▶ WORK REQUIRED:
Omit the pictures and output every entry below exactly as written.

[begin DATA RECORDS]

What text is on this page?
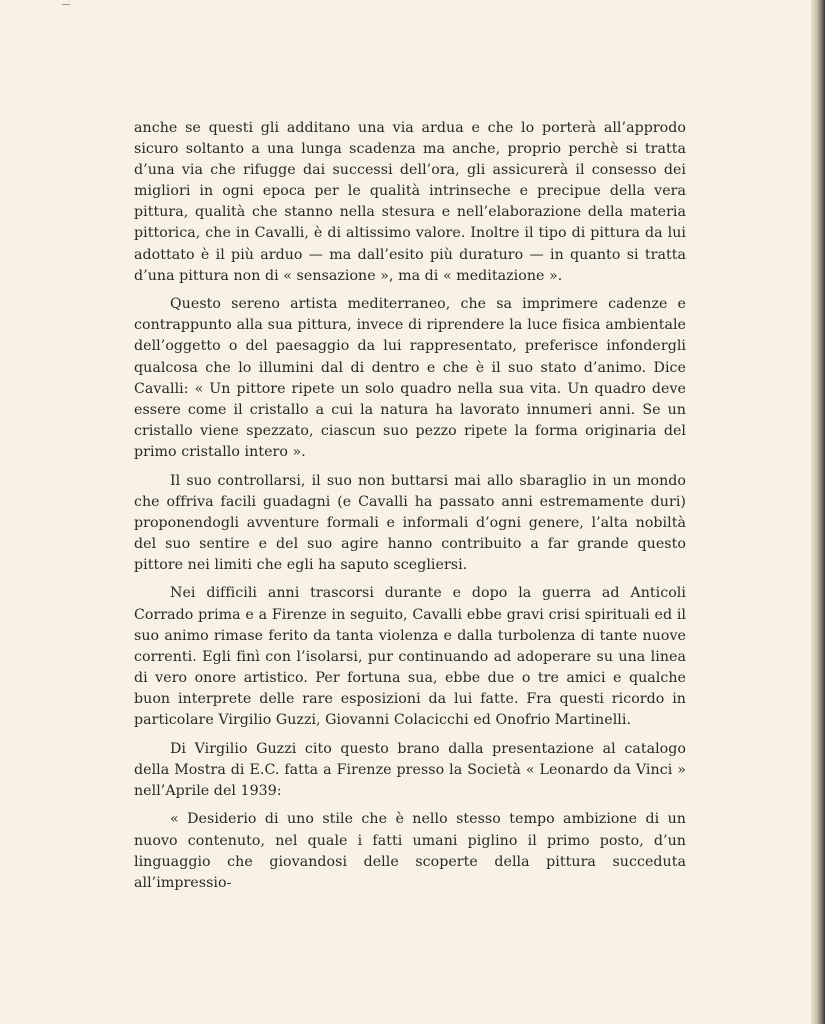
anche se questi gli additano una via ardua e che lo porterà all’approdo sicuro soltanto a una lunga scadenza ma anche, proprio perchè si tratta d’una via che rifugge dai successi dell’ora, gli assicurerà il consesso dei migliori in ogni epoca per le qualità intrinseche e precipue della vera pittura, qualità che stanno nella stesura e nell’elaborazione della materia pittorica, che in Cavalli, è di altissimo valore. Inoltre il tipo di pittura da lui adottato è il più arduo — ma dall’esito più duraturo — in quanto si tratta d’una pittura non di « sensazione », ma di « meditazione ».

Questo sereno artista mediterraneo, che sa imprimere cadenze e contrappunto alla sua pittura, invece di riprendere la luce fisica ambientale dell’oggetto o del paesaggio da lui rappresentato, preferisce infondergli qualcosa che lo illumini dal di dentro e che è il suo stato d’animo. Dice Cavalli: « Un pittore ripete un solo quadro nella sua vita. Un quadro deve essere come il cristallo a cui la natura ha lavorato innumeri anni. Se un cristallo viene spezzato, ciascun suo pezzo ripete la forma originaria del primo cristallo intero ».

Il suo controllarsi, il suo non buttarsi mai allo sbaraglio in un mondo che offriva facili guadagni (e Cavalli ha passato anni estremamente duri) proponendogli avventure formali e informali d’ogni genere, l’alta nobiltà del suo sentire e del suo agire hanno contribuito a far grande questo pittore nei limiti che egli ha saputo scegliersi.

Nei difficili anni trascorsi durante e dopo la guerra ad Anticoli Corrado prima e a Firenze in seguito, Cavalli ebbe gravi crisi spirituali ed il suo animo rimase ferito da tanta violenza e dalla turbolenza di tante nuove correnti. Egli finì con l’isolarsi, pur continuando ad adoperare su una linea di vero onore artistico. Per fortuna sua, ebbe due o tre amici e qualche buon interprete delle rare esposizioni da lui fatte. Fra questi ricordo in particolare Virgilio Guzzi, Giovanni Colacicchi ed Onofrio Martinelli.

Di Virgilio Guzzi cito questo brano dalla presentazione al catalogo della Mostra di E.C. fatta a Firenze presso la Società « Leonardo da Vinci » nell’Aprile del 1939:

« Desiderio di uno stile che è nello stesso tempo ambizione di un nuovo contenuto, nel quale i fatti umani piglino il primo posto, d’un linguaggio che giovandosi delle scoperte della pittura succeduta all’impressio-
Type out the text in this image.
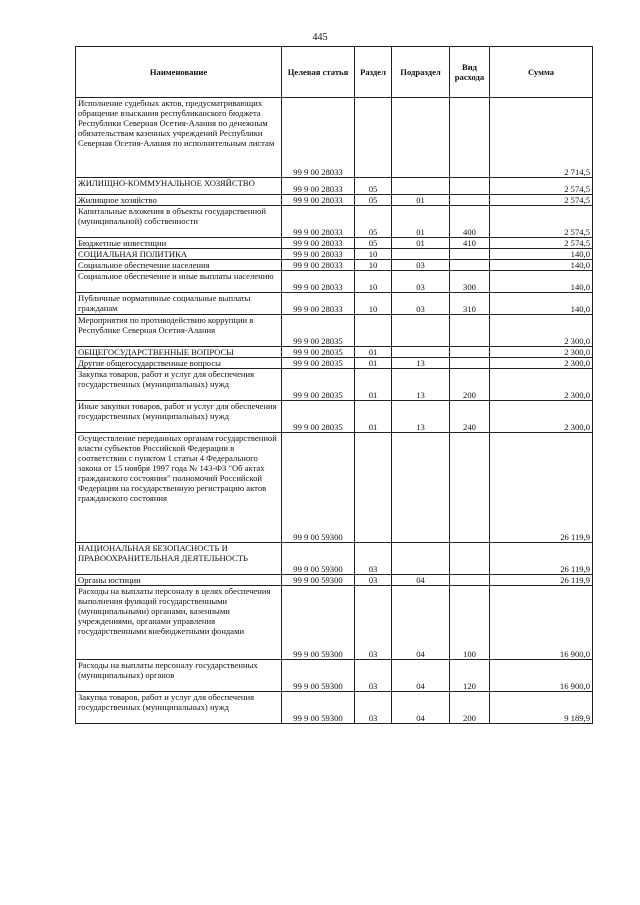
445
Наименование	Целевая статья	Раздел	Подраздел	Вид расхода	Сумма
Исполнение судебных актов, предусматривающих обращение взыскания республиканского бюджета Республики Северная Осетия-Алания по денежным обязательствам казенных учреждений Республики Северная Осетия-Алания по исполнительным листам	99 9 00 28033				2 714,5
ЖИЛИЩНО-КОММУНАЛЬНОЕ ХОЗЯЙСТВО	99 9 00 28033	05			2 574,5
Жилищное хозяйство	99 9 00 28033	05	01		2 574,5
Капитальные вложения в объекты государственной (муниципальной) собственности	99 9 00 28033	05	01	400	2 574,5
Бюджетные инвестиции	99 9 00 28033	05	01	410	2 574,5
СОЦИАЛЬНАЯ ПОЛИТИКА	99 9 00 28033	10			140,0
Социальное обеспечение населения	99 9 00 28033	10	03		140,0
Социальное обеспечение и иные выплаты населению	99 9 00 28033	10	03	300	140,0
Публичные нормативные социальные выплаты гражданам	99 9 00 28033	10	03	310	140,0
Мероприятия по противодействию коррупции в Республике Северная Осетия-Алания	99 9 00 28035				2 300,0
ОБЩЕГОСУДАРСТВЕННЫЕ ВОПРОСЫ	99 9 00 28035	01			2 300,0
Другие общегосударственные вопросы	99 9 00 28035	01	13		2 300,0
Закупка товаров, работ и услуг для обеспечения государственных (муниципальных) нужд	99 9 00 28035	01	13	200	2 300,0
Иные закупки товаров, работ и услуг для обеспечения государственных (муниципальных) нужд	99 9 00 28035	01	13	240	2 300,0
Осуществление переданных органам государственной власти субъектов Российской Федерации в соответствии с пунктом 1 статьи 4 Федерального закона от 15 ноября 1997 года № 143-ФЗ "Об актах гражданского состояния" полномочий Российской Федерации на государственную регистрацию актов гражданского состояния	99 9 00 59300				26 119,9
НАЦИОНАЛЬНАЯ БЕЗОПАСНОСТЬ И ПРАВООХРАНИТЕЛЬНАЯ ДЕЯТЕЛЬНОСТЬ	99 9 00 59300	03			26 119,9
Органы юстиции	99 9 00 59300	03	04		26 119,9
Расходы на выплаты персоналу в целях обеспечения выполнения функций государственными (муниципальными) органами, казенными учреждениями, органами управления государственными внебюджетными фондами	99 9 00 59300	03	04	100	16 900,0
Расходы на выплаты персоналу государственных (муниципальных) органов	99 9 00 59300	03	04	120	16 900,0
Закупка товаров, работ и услуг для обеспечения государственных (муниципальных) нужд	99 9 00 59300	03	04	200	9 189,9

[end DATA RECORDS]

▶ COMPLETE RESPONSE:
What text is on this page?
anche se questi gli additano una via ardua e che lo porterà all’approdo sicuro soltanto a una lunga scadenza ma anche, proprio perchè si tratta d’una via che rifugge dai successi dell’ora, gli assicurerà il consesso dei migliori in ogni epoca per le qualità intrinseche e precipue della vera pittura, qualità che stanno nella stesura e nell’elaborazione della materia pittorica, che in Cavalli, è di altissimo valore. Inoltre il tipo di pittura da lui adottato è il più arduo — ma dall’esito più duraturo — in quanto si tratta d’una pittura non di « sensazione », ma di « meditazione ».

Questo sereno artista mediterraneo, che sa imprimere cadenze e contrappunto alla sua pittura, invece di riprendere la luce fisica ambientale dell’oggetto o del paesaggio da lui rappresentato, preferisce infondergli qualcosa che lo illumini dal di dentro e che è il suo stato d’animo. Dice Cavalli: « Un pittore ripete un solo quadro nella sua vita. Un quadro deve essere come il cristallo a cui la natura ha lavorato innumeri anni. Se un cristallo viene spezzato, ciascun suo pezzo ripete la forma originaria del primo cristallo intero ».

Il suo controllarsi, il suo non buttarsi mai allo sbaraglio in un mondo che offriva facili guadagni (e Cavalli ha passato anni estremamente duri) proponendogli avventure formali e informali d’ogni genere, l’alta nobiltà del suo sentire e del suo agire hanno contribuito a far grande questo pittore nei limiti che egli ha saputo scegliersi.

Nei difficili anni trascorsi durante e dopo la guerra ad Anticoli Corrado prima e a Firenze in seguito, Cavalli ebbe gravi crisi spirituali ed il suo animo rimase ferito da tanta violenza e dalla turbolenza di tante nuove correnti. Egli finì con l’isolarsi, pur continuando ad adoperare su una linea di vero onore artistico. Per fortuna sua, ebbe due o tre amici e qualche buon interprete delle rare esposizioni da lui fatte. Fra questi ricordo in particolare Virgilio Guzzi, Giovanni Colacicchi ed Onofrio Martinelli.

Di Virgilio Guzzi cito questo brano dalla presentazione al catalogo della Mostra di E.C. fatta a Firenze presso la Società « Leonardo da Vinci » nell’Aprile del 1939:

« Desiderio di uno stile che è nello stesso tempo ambizione di un nuovo contenuto, nel quale i fatti umani piglino il primo posto, d’un linguaggio che giovandosi delle scoperte della pittura succeduta all’impressio-
Type out the text in this image.
445
Наименование	Целевая статья	Раздел	Подраздел	Вид расхода	Сумма
Исполнение судебных актов, предусматривающих обращение взыскания республиканского бюджета Республики Северная Осетия-Алания по денежным обязательствам казенных учреждений Республики Северная Осетия-Алания по исполнительным листам	99 9 00 28033				2 714,5
ЖИЛИЩНО-КОММУНАЛЬНОЕ ХОЗЯЙСТВО	99 9 00 28033	05			2 574,5
Жилищное хозяйство	99 9 00 28033	05	01		2 574,5
Капитальные вложения в объекты государственной (муниципальной) собственности	99 9 00 28033	05	01	400	2 574,5
Бюджетные инвестиции	99 9 00 28033	05	01	410	2 574,5
СОЦИАЛЬНАЯ ПОЛИТИКА	99 9 00 28033	10			140,0
Социальное обеспечение населения	99 9 00 28033	10	03		140,0
Социальное обеспечение и иные выплаты населению	99 9 00 28033	10	03	300	140,0
Публичные нормативные социальные выплаты гражданам	99 9 00 28033	10	03	310	140,0
Мероприятия по противодействию коррупции в Республике Северная Осетия-Алания	99 9 00 28035				2 300,0
ОБЩЕГОСУДАРСТВЕННЫЕ ВОПРОСЫ	99 9 00 28035	01			2 300,0
Другие общегосударственные вопросы	99 9 00 28035	01	13		2 300,0
Закупка товаров, работ и услуг для обеспечения государственных (муниципальных) нужд	99 9 00 28035	01	13	200	2 300,0
Иные закупки товаров, работ и услуг для обеспечения государственных (муниципальных) нужд	99 9 00 28035	01	13	240	2 300,0
Осуществление переданных органам государственной власти субъектов Российской Федерации в соответствии с пунктом 1 статьи 4 Федерального закона от 15 ноября 1997 года № 143-ФЗ "Об актах гражданского состояния" полномочий Российской Федерации на государственную регистрацию актов гражданского состояния	99 9 00 59300				26 119,9
НАЦИОНАЛЬНАЯ БЕЗОПАСНОСТЬ И ПРАВООХРАНИТЕЛЬНАЯ ДЕЯТЕЛЬНОСТЬ	99 9 00 59300	03			26 119,9
Органы юстиции	99 9 00 59300	03	04		26 119,9
Расходы на выплаты персоналу в целях обеспечения выполнения функций государственными (муниципальными) органами, казенными учреждениями, органами управления государственными внебюджетными фондами	99 9 00 59300	03	04	100	16 900,0
Расходы на выплаты персоналу государственных (муниципальных) органов	99 9 00 59300	03	04	120	16 900,0
Закупка товаров, работ и услуг для обеспечения государственных (муниципальных) нужд	99 9 00 59300	03	04	200	9 189,9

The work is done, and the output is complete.